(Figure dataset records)
----------------
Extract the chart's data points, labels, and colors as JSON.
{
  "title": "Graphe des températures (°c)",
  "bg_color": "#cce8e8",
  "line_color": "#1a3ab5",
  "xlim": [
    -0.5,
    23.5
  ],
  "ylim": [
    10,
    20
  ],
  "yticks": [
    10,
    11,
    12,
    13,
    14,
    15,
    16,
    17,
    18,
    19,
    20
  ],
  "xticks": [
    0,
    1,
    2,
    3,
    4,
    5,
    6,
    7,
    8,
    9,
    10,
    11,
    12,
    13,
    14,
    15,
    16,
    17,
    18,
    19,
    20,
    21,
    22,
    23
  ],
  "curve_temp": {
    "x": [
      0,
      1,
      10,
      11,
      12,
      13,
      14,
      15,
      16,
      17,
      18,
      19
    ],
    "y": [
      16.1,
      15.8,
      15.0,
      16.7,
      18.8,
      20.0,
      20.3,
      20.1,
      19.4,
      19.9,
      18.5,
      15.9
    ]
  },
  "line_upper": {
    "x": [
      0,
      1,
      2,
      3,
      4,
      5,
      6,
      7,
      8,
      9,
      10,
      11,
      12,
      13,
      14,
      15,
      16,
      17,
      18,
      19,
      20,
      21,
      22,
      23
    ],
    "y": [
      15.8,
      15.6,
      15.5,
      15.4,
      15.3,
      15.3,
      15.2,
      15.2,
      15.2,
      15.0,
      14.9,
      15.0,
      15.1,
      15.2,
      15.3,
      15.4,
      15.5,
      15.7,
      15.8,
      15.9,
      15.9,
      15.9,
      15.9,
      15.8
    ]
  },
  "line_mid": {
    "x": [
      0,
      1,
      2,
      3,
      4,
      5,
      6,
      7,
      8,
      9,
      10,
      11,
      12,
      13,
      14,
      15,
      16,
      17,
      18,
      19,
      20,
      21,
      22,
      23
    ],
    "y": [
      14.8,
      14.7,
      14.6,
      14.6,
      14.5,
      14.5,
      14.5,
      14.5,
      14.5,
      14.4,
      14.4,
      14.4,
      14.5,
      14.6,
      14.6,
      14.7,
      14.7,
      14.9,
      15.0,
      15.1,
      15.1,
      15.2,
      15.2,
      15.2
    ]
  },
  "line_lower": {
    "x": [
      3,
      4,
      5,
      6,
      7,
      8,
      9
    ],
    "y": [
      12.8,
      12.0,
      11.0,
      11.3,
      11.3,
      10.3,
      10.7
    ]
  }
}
----------------
Write out the full listing, keeping every line exactly as it is.

Extract the chart's data points, labels, and colors as JSON.
{
  "title": "Graphe des températures (°c)",
  "bg_color": "#cce8e8",
  "line_color": "#1a3ab5",
  "xlim": [
    -0.5,
    23.5
  ],
  "ylim": [
    10,
    20
  ],
  "yticks": [
    10,
    11,
    12,
    13,
    14,
    15,
    16,
    17,
    18,
    19,
    20
  ],
  "xticks": [
    0,
    1,
    2,
    3,
    4,
    5,
    6,
    7,
    8,
    9,
    10,
    11,
    12,
    13,
    14,
    15,
    16,
    17,
    18,
    19,
    20,
    21,
    22,
    23
  ],
  "curve_temp": {
    "x": [
      0,
      1,
      10,
      11,
      12,
      13,
      14,
      15,
      16,
      17,
      18,
      19
    ],
    "y": [
      16.1,
      15.8,
      15.0,
      16.7,
      18.8,
      20.0,
      20.3,
      20.1,
      19.4,
      19.9,
      18.5,
      15.9
    ]
  },
  "line_upper": {
    "x": [
      0,
      1,
      2,
      3,
      4,
      5,
      6,
      7,
      8,
      9,
      10,
      11,
      12,
      13,
      14,
      15,
      16,
      17,
      18,
      19,
      20,
      21,
      22,
      23
    ],
    "y": [
      15.8,
      15.6,
      15.5,
      15.4,
      15.3,
      15.3,
      15.2,
      15.2,
      15.2,
      15.0,
      14.9,
      15.0,
      15.1,
      15.2,
      15.3,
      15.4,
      15.5,
      15.7,
      15.8,
      15.9,
      15.9,
      15.9,
      15.9,
      15.8
    ]
  },
  "line_mid": {
    "x": [
      0,
      1,
      2,
      3,
      4,
      5,
      6,
      7,
      8,
      9,
      10,
      11,
      12,
      13,
      14,
      15,
      16,
      17,
      18,
      19,
      20,
      21,
      22,
      23
    ],
    "y": [
      14.8,
      14.7,
      14.6,
      14.6,
      14.5,
      14.5,
      14.5,
      14.5,
      14.5,
      14.4,
      14.4,
      14.4,
      14.5,
      14.6,
      14.6,
      14.7,
      14.7,
      14.9,
      15.0,
      15.1,
      15.1,
      15.2,
      15.2,
      15.2
    ]
  },
  "line_lower": {
    "x": [
      3,
      4,
      5,
      6,
      7,
      8,
      9
    ],
    "y": [
      12.8,
      12.0,
      11.0,
      11.3,
      11.3,
      10.3,
      10.7
    ]
  }
}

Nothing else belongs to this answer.